Goal of the exercise: Scan the data for "making" and copy the lines it appears in.

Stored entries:
--- begin ---
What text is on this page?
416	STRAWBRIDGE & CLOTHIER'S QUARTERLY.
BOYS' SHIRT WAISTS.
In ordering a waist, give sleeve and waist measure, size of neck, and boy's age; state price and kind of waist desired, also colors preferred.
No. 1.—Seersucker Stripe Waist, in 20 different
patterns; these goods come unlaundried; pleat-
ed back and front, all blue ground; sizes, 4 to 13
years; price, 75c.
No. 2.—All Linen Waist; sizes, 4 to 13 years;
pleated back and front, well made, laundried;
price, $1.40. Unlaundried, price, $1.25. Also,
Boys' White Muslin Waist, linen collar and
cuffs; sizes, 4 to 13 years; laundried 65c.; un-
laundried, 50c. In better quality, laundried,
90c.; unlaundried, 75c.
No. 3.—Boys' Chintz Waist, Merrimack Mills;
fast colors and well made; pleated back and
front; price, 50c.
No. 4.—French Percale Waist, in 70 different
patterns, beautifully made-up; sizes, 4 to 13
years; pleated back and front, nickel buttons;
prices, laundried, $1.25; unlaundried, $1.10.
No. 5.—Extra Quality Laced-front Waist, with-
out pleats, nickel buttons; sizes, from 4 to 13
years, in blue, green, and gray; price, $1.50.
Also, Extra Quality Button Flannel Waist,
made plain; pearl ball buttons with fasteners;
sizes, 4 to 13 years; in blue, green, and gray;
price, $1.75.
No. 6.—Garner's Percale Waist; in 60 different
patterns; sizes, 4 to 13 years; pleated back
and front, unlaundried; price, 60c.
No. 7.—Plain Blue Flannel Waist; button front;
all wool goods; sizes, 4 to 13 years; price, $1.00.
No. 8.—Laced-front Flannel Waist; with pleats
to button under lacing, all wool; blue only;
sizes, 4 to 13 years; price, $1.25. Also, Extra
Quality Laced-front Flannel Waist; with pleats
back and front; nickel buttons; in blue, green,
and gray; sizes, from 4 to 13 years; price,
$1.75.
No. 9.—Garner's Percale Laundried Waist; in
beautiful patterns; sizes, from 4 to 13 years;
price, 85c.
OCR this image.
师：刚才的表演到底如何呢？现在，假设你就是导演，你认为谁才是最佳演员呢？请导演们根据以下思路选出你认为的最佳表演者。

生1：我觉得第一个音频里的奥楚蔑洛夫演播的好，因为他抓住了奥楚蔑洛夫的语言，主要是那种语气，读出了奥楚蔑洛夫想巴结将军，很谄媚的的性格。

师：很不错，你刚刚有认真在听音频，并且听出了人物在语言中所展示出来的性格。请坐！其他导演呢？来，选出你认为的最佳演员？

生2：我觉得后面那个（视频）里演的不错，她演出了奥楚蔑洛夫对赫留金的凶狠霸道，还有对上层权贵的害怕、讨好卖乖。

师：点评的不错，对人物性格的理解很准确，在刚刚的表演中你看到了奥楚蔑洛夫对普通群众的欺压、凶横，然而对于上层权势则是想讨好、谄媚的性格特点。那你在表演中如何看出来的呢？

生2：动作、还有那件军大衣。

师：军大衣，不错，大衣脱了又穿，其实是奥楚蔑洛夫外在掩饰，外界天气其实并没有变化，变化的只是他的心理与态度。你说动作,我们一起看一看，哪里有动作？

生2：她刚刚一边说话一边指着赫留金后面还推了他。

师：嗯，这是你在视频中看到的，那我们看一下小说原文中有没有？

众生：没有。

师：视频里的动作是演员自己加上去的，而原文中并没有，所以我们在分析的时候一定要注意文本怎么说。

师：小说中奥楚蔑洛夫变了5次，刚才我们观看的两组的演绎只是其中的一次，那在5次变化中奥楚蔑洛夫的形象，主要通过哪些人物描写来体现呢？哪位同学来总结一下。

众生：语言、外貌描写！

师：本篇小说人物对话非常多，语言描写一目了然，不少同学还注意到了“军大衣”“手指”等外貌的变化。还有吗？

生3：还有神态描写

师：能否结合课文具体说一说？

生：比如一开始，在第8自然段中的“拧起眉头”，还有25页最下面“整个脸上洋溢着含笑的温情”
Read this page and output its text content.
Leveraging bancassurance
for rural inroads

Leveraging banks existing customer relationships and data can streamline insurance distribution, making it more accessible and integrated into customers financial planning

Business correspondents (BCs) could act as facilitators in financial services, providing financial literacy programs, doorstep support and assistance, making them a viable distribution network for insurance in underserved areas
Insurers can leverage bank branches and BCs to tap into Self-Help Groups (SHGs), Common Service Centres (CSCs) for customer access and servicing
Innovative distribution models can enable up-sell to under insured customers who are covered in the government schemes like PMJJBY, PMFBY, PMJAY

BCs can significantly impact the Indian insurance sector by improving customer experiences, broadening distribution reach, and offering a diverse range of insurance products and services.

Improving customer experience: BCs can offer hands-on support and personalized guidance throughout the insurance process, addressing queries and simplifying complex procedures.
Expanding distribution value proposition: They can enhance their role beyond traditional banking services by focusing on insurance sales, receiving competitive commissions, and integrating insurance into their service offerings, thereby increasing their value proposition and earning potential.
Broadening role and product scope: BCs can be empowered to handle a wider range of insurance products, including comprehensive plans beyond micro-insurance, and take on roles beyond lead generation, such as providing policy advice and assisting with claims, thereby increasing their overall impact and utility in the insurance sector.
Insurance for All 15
--- end ---
Solution:
Leveraging banks existing customer relationships and data can streamline insurance distribution, making it more accessible and integrated into customers financial planning
Business correspondents (BCs) could act as facilitators in financial services, providing financial literacy programs, doorstep support and assistance, making them a viable distribution network for insurance in underserved areas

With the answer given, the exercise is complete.